• GOAL: Answer with nothing but the number of lines that include the word "name".

## begin

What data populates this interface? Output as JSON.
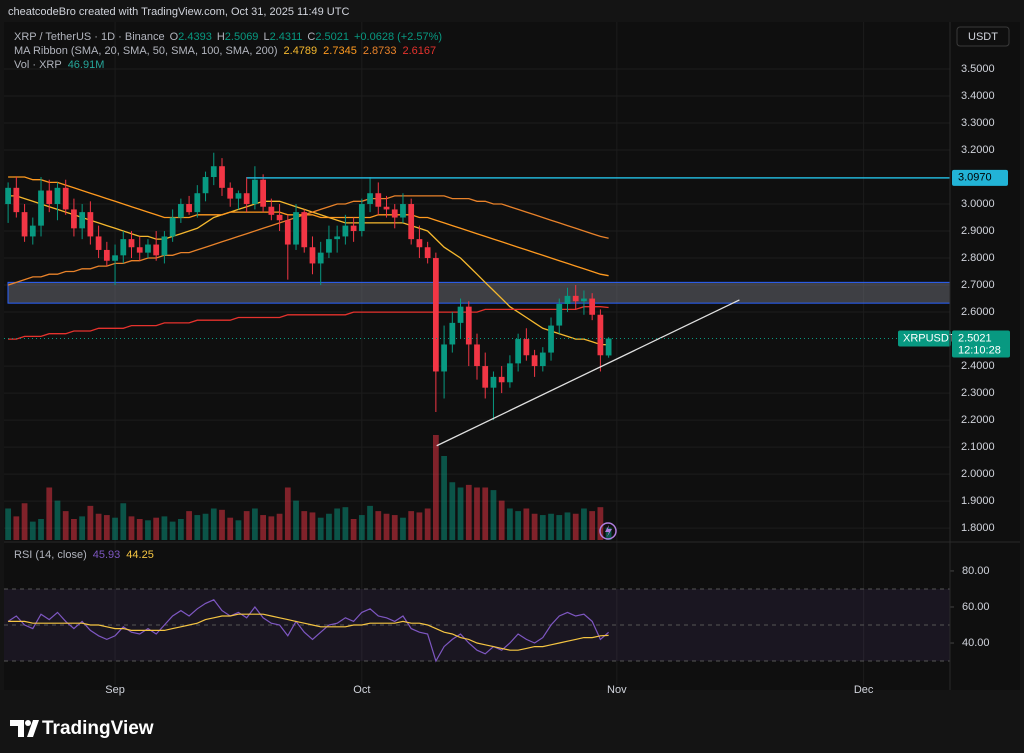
{
  "header": "cheatcodeBro created with TradingView.com, Oct 31, 2025 11:49 UTC",
  "chart_data": {
    "type": "candlestick",
    "symbol": "XRP / TetherUS · 1D · Binance",
    "ohlc_letters": [
      "O",
      "H",
      "L",
      "C"
    ],
    "change": "+0.0628 (+2.57%)",
    "currency": "USDT",
    "xlim": [
      -0.5,
      114.5
    ],
    "xticks": [
      {
        "value": 13,
        "label": "Sep"
      },
      {
        "value": 43,
        "label": "Oct"
      },
      {
        "value": 74,
        "label": "Nov"
      },
      {
        "value": 104,
        "label": "Dec"
      }
    ],
    "ylim": [
      1.756,
      3.674
    ],
    "yticks": [
      {
        "value": 3.5,
        "label": "3.5000"
      },
      {
        "value": 3.4,
        "label": "3.4000"
      },
      {
        "value": 3.3,
        "label": "3.3000"
      },
      {
        "value": 3.2,
        "label": "3.2000"
      },
      {
        "value": 3.0,
        "label": "3.0000"
      },
      {
        "value": 2.9,
        "label": "2.9000"
      },
      {
        "value": 2.8,
        "label": "2.8000"
      },
      {
        "value": 2.7,
        "label": "2.7000"
      },
      {
        "value": 2.6,
        "label": "2.6000"
      },
      {
        "value": 2.4,
        "label": "2.4000"
      },
      {
        "value": 2.3,
        "label": "2.3000"
      },
      {
        "value": 2.2,
        "label": "2.2000"
      },
      {
        "value": 2.1,
        "label": "2.1000"
      },
      {
        "value": 2.0,
        "label": "2.0000"
      },
      {
        "value": 1.9,
        "label": "1.9000"
      },
      {
        "value": 1.8,
        "label": "1.8000"
      }
    ],
    "grid": true,
    "up_color": "#089981",
    "down_color": "#f23645",
    "open": [
      3.0,
      3.06,
      2.97,
      2.88,
      2.92,
      3.05,
      3.0,
      3.06,
      2.98,
      2.91,
      2.97,
      2.88,
      2.83,
      2.79,
      2.81,
      2.87,
      2.84,
      2.82,
      2.85,
      2.81,
      2.88,
      2.95,
      3.0,
      2.97,
      3.04,
      3.1,
      3.14,
      3.06,
      3.02,
      3.04,
      3.0,
      3.09,
      2.99,
      2.96,
      2.94,
      2.85,
      2.97,
      2.84,
      2.78,
      2.82,
      2.87,
      2.88,
      2.92,
      2.9,
      3.0,
      3.04,
      2.99,
      2.98,
      2.95,
      3.0,
      2.87,
      2.84,
      2.8,
      2.38,
      2.48,
      2.56,
      2.62,
      2.48,
      2.4,
      2.32,
      2.36,
      2.34,
      2.41,
      2.5,
      2.44,
      2.4,
      2.45,
      2.55,
      2.63,
      2.66,
      2.64,
      2.65,
      2.59,
      2.4393
    ],
    "high": [
      3.08,
      3.1,
      3.0,
      2.95,
      3.1,
      3.09,
      3.08,
      3.09,
      3.02,
      3.0,
      3.01,
      2.92,
      2.86,
      2.85,
      2.9,
      2.9,
      2.88,
      2.87,
      2.9,
      2.9,
      2.98,
      3.02,
      3.03,
      3.07,
      3.12,
      3.19,
      3.17,
      3.08,
      3.05,
      3.1,
      3.14,
      3.11,
      3.02,
      3.0,
      2.96,
      3.0,
      2.98,
      2.88,
      2.86,
      2.92,
      2.92,
      2.96,
      2.95,
      3.02,
      3.1,
      3.08,
      3.03,
      3.0,
      3.04,
      3.02,
      2.92,
      2.86,
      2.82,
      2.55,
      2.6,
      2.65,
      2.64,
      2.52,
      2.45,
      2.38,
      2.4,
      2.44,
      2.52,
      2.54,
      2.46,
      2.47,
      2.58,
      2.65,
      2.69,
      2.7,
      2.68,
      2.67,
      2.61,
      2.5069
    ],
    "low": [
      2.93,
      2.95,
      2.86,
      2.85,
      2.88,
      2.97,
      2.94,
      2.96,
      2.88,
      2.87,
      2.85,
      2.8,
      2.77,
      2.7,
      2.78,
      2.8,
      2.79,
      2.8,
      2.79,
      2.78,
      2.86,
      2.93,
      2.96,
      2.95,
      3.01,
      3.07,
      3.03,
      2.99,
      2.98,
      2.97,
      2.98,
      2.97,
      2.94,
      2.9,
      2.72,
      2.83,
      2.82,
      2.74,
      2.7,
      2.8,
      2.82,
      2.85,
      2.86,
      2.88,
      2.97,
      2.96,
      2.95,
      2.91,
      2.93,
      2.85,
      2.8,
      2.78,
      2.23,
      2.28,
      2.45,
      2.5,
      2.4,
      2.35,
      2.28,
      2.2,
      2.3,
      2.32,
      2.38,
      2.42,
      2.36,
      2.38,
      2.42,
      2.52,
      2.6,
      2.61,
      2.59,
      2.57,
      2.38,
      2.4311
    ],
    "close": [
      3.06,
      2.97,
      2.88,
      2.92,
      3.05,
      3.0,
      3.06,
      2.98,
      2.91,
      2.97,
      2.88,
      2.83,
      2.79,
      2.81,
      2.87,
      2.84,
      2.82,
      2.85,
      2.81,
      2.88,
      2.95,
      3.0,
      2.97,
      3.04,
      3.1,
      3.14,
      3.06,
      3.02,
      3.04,
      3.0,
      3.09,
      2.99,
      2.96,
      2.94,
      2.85,
      2.97,
      2.84,
      2.78,
      2.82,
      2.87,
      2.88,
      2.92,
      2.9,
      3.0,
      3.04,
      2.99,
      2.98,
      2.95,
      3.0,
      2.87,
      2.84,
      2.8,
      2.38,
      2.48,
      2.56,
      2.62,
      2.48,
      2.4,
      2.32,
      2.36,
      2.34,
      2.41,
      2.5,
      2.44,
      2.4,
      2.45,
      2.55,
      2.63,
      2.66,
      2.64,
      2.65,
      2.59,
      2.44,
      2.5021
    ],
    "ma_ribbon": {
      "name": "MA Ribbon (SMA, 20, SMA, 50, SMA, 100, SMA, 200)",
      "series": [
        {
          "color": "#f5b82e",
          "values": [
            3.03,
            3.03,
            3.02,
            3.01,
            3.0,
            2.99,
            2.98,
            2.97,
            2.96,
            2.95,
            2.94,
            2.93,
            2.92,
            2.91,
            2.9,
            2.89,
            2.88,
            2.88,
            2.87,
            2.87,
            2.88,
            2.89,
            2.9,
            2.91,
            2.93,
            2.95,
            2.96,
            2.97,
            2.98,
            2.99,
            3.0,
            3.01,
            3.01,
            3.01,
            3.0,
            2.99,
            2.98,
            2.97,
            2.96,
            2.95,
            2.94,
            2.93,
            2.93,
            2.93,
            2.93,
            2.93,
            2.93,
            2.93,
            2.93,
            2.92,
            2.91,
            2.9,
            2.87,
            2.84,
            2.82,
            2.8,
            2.77,
            2.74,
            2.71,
            2.68,
            2.65,
            2.62,
            2.6,
            2.58,
            2.56,
            2.54,
            2.53,
            2.52,
            2.51,
            2.5,
            2.5,
            2.49,
            2.48,
            2.4789
          ]
        },
        {
          "color": "#ff9a1f",
          "values": [
            3.1,
            3.1,
            3.1,
            3.09,
            3.09,
            3.08,
            3.08,
            3.07,
            3.06,
            3.05,
            3.04,
            3.03,
            3.02,
            3.01,
            3.0,
            2.99,
            2.98,
            2.97,
            2.96,
            2.95,
            2.95,
            2.95,
            2.95,
            2.96,
            2.96,
            2.96,
            2.96,
            2.97,
            2.97,
            2.97,
            2.97,
            2.97,
            2.97,
            2.97,
            2.96,
            2.96,
            2.96,
            2.96,
            2.95,
            2.95,
            2.95,
            2.95,
            2.95,
            2.95,
            2.95,
            2.96,
            2.96,
            2.96,
            2.96,
            2.96,
            2.95,
            2.95,
            2.94,
            2.93,
            2.92,
            2.91,
            2.9,
            2.89,
            2.88,
            2.87,
            2.86,
            2.85,
            2.84,
            2.83,
            2.82,
            2.81,
            2.8,
            2.79,
            2.78,
            2.77,
            2.76,
            2.75,
            2.74,
            2.7345
          ]
        },
        {
          "color": "#e8822a",
          "values": [
            2.7,
            2.71,
            2.72,
            2.73,
            2.73,
            2.74,
            2.74,
            2.75,
            2.75,
            2.76,
            2.76,
            2.77,
            2.77,
            2.78,
            2.78,
            2.79,
            2.79,
            2.8,
            2.8,
            2.81,
            2.81,
            2.82,
            2.82,
            2.83,
            2.84,
            2.85,
            2.86,
            2.87,
            2.88,
            2.89,
            2.9,
            2.91,
            2.92,
            2.93,
            2.94,
            2.95,
            2.96,
            2.97,
            2.98,
            2.99,
            3.0,
            3.0,
            3.01,
            3.01,
            3.02,
            3.02,
            3.02,
            3.03,
            3.03,
            3.03,
            3.03,
            3.03,
            3.03,
            3.03,
            3.02,
            3.02,
            3.02,
            3.01,
            3.01,
            3.0,
            3.0,
            2.99,
            2.98,
            2.97,
            2.96,
            2.95,
            2.94,
            2.93,
            2.92,
            2.91,
            2.9,
            2.89,
            2.88,
            2.8733
          ]
        },
        {
          "color": "#e5322d",
          "values": [
            2.5,
            2.5,
            2.51,
            2.51,
            2.51,
            2.52,
            2.52,
            2.52,
            2.53,
            2.53,
            2.53,
            2.54,
            2.54,
            2.54,
            2.54,
            2.55,
            2.55,
            2.55,
            2.55,
            2.56,
            2.56,
            2.56,
            2.56,
            2.57,
            2.57,
            2.57,
            2.57,
            2.57,
            2.58,
            2.58,
            2.58,
            2.58,
            2.58,
            2.58,
            2.59,
            2.59,
            2.59,
            2.59,
            2.59,
            2.59,
            2.59,
            2.59,
            2.6,
            2.6,
            2.6,
            2.6,
            2.6,
            2.6,
            2.6,
            2.6,
            2.6,
            2.6,
            2.6,
            2.6,
            2.6,
            2.6,
            2.6,
            2.6,
            2.61,
            2.61,
            2.61,
            2.61,
            2.61,
            2.61,
            2.61,
            2.61,
            2.61,
            2.61,
            2.61,
            2.61,
            2.62,
            2.62,
            2.62,
            2.6167
          ]
        }
      ]
    },
    "volume": {
      "name": "Vol · XRP",
      "legend_value": "46.91M",
      "values": [
        120,
        90,
        140,
        70,
        80,
        200,
        150,
        110,
        80,
        90,
        130,
        100,
        95,
        85,
        140,
        90,
        80,
        75,
        85,
        90,
        70,
        80,
        110,
        95,
        100,
        120,
        115,
        85,
        75,
        110,
        120,
        95,
        90,
        100,
        200,
        150,
        110,
        105,
        85,
        100,
        120,
        125,
        80,
        95,
        130,
        110,
        100,
        95,
        85,
        110,
        105,
        120,
        400,
        320,
        220,
        200,
        210,
        200,
        200,
        190,
        150,
        120,
        110,
        120,
        100,
        95,
        100,
        95,
        105,
        100,
        120,
        110,
        125,
        46.91
      ]
    },
    "level": {
      "value": 3.097,
      "label": "3.0970",
      "from": 29,
      "color": "#22b3d6"
    },
    "zone": [
      2.633,
      2.71
    ],
    "trendline": {
      "x": [
        52.1,
        88.9
      ],
      "y": [
        2.105,
        2.645
      ]
    },
    "price_tag": {
      "symbol": "XRPUSDT",
      "countdown": "12:10:28"
    },
    "rsi": {
      "name": "RSI (14, close)",
      "ylim": [
        16.7,
        94.4
      ],
      "yticks": [
        {
          "value": 80,
          "label": "80.00"
        },
        {
          "value": 60,
          "label": "60.00"
        },
        {
          "value": 40,
          "label": "40.00"
        }
      ],
      "bands": [
        70,
        50,
        30
      ],
      "series": [
        {
          "color": "#7e57c2",
          "values": [
            52,
            55,
            50,
            48,
            56,
            53,
            57,
            52,
            48,
            52,
            47,
            44,
            42,
            44,
            49,
            46,
            45,
            48,
            45,
            50,
            55,
            58,
            55,
            59,
            62,
            64,
            58,
            55,
            57,
            54,
            60,
            54,
            51,
            50,
            44,
            52,
            46,
            42,
            46,
            50,
            51,
            54,
            52,
            57,
            59,
            55,
            54,
            52,
            55,
            48,
            46,
            45,
            30,
            38,
            42,
            45,
            40,
            36,
            34,
            38,
            36,
            40,
            45,
            42,
            40,
            43,
            50,
            55,
            57,
            55,
            56,
            52,
            42,
            45.93
          ]
        },
        {
          "color": "#f5c542",
          "values": [
            52,
            52,
            52,
            51,
            51,
            51,
            51,
            51,
            51,
            51,
            50,
            50,
            49,
            48,
            48,
            47,
            47,
            47,
            47,
            47,
            48,
            49,
            50,
            51,
            53,
            54,
            55,
            55,
            56,
            56,
            56,
            56,
            55,
            54,
            53,
            52,
            51,
            50,
            49,
            49,
            49,
            49,
            50,
            50,
            51,
            51,
            51,
            51,
            52,
            51,
            51,
            50,
            48,
            46,
            45,
            43,
            42,
            40,
            39,
            38,
            37,
            36,
            36,
            37,
            38,
            38,
            39,
            40,
            41,
            42,
            43,
            43,
            44,
            44.25
          ]
        }
      ]
    }
  },
  "footer": "TradingView"
}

## end

• TASK SOLUTION: 3